PROVIDED RECORDS >>

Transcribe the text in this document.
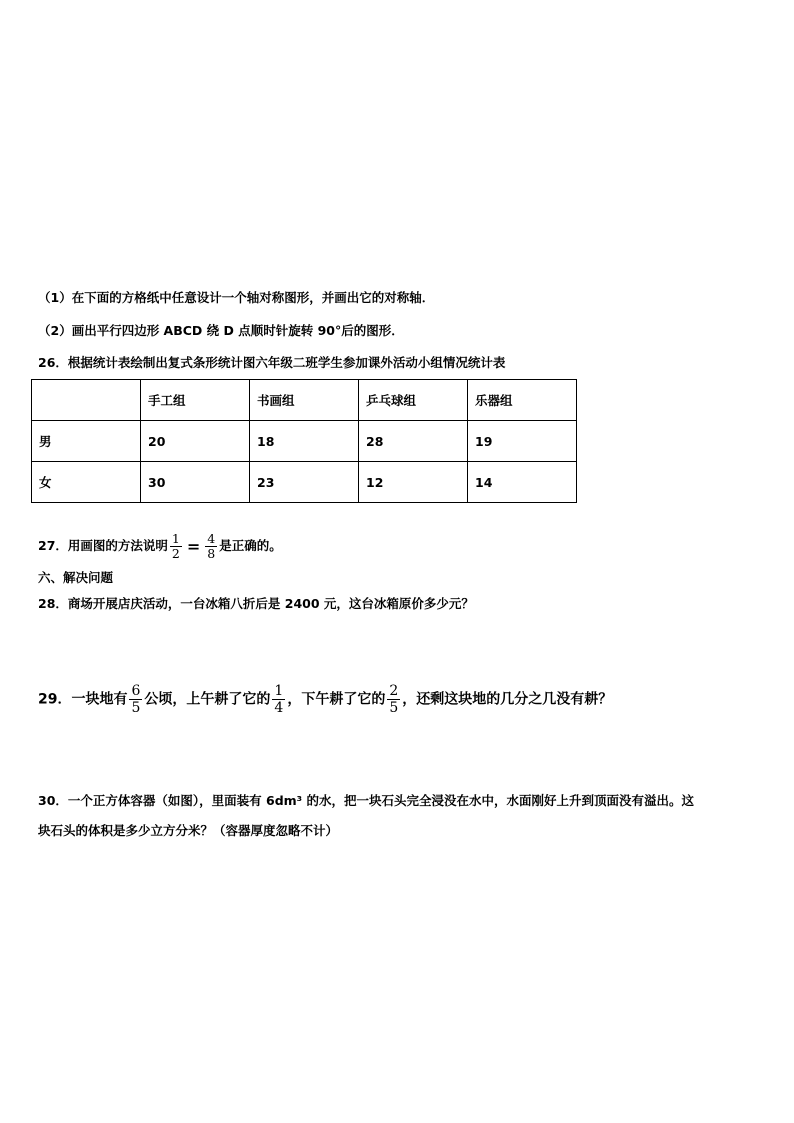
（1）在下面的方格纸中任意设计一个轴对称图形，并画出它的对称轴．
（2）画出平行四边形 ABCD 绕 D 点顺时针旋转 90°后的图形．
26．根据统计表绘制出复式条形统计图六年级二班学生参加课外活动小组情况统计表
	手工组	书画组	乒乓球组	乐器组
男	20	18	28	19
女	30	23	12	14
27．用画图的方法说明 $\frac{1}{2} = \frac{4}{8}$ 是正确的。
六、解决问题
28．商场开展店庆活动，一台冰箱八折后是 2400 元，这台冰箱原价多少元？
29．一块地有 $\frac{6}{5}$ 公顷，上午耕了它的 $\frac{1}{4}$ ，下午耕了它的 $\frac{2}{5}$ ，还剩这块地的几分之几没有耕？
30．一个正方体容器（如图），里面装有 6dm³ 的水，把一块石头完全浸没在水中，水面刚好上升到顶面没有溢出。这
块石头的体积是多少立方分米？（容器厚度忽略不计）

--

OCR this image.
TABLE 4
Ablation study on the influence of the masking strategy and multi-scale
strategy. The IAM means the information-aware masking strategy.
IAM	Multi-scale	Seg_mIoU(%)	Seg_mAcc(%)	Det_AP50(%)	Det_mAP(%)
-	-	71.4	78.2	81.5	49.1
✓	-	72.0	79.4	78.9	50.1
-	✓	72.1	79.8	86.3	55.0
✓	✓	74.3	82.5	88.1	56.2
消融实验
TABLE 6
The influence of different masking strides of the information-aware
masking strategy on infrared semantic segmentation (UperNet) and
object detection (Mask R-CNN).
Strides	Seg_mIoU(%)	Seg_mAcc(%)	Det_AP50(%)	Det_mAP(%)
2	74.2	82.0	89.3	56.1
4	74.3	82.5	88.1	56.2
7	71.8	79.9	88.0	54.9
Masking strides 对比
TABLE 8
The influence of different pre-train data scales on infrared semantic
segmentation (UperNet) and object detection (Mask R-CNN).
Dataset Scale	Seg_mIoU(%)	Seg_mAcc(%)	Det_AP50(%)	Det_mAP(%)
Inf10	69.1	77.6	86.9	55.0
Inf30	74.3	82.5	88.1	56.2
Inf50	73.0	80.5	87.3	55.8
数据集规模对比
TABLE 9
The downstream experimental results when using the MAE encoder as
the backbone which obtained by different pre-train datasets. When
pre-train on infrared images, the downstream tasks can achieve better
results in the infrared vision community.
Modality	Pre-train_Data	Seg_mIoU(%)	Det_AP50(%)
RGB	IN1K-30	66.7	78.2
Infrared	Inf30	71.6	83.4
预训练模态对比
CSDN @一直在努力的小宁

WHAT YOU ARE ASKED TO DO >>
Check every line of the data, and copy the ones that contain "different".

RESPONSE TO THIS EXERCISE >>
The influence of different masking strides of the information-aware
The influence of different pre-train data scales on infrared semantic
the backbone which obtained by different pre-train datasets. When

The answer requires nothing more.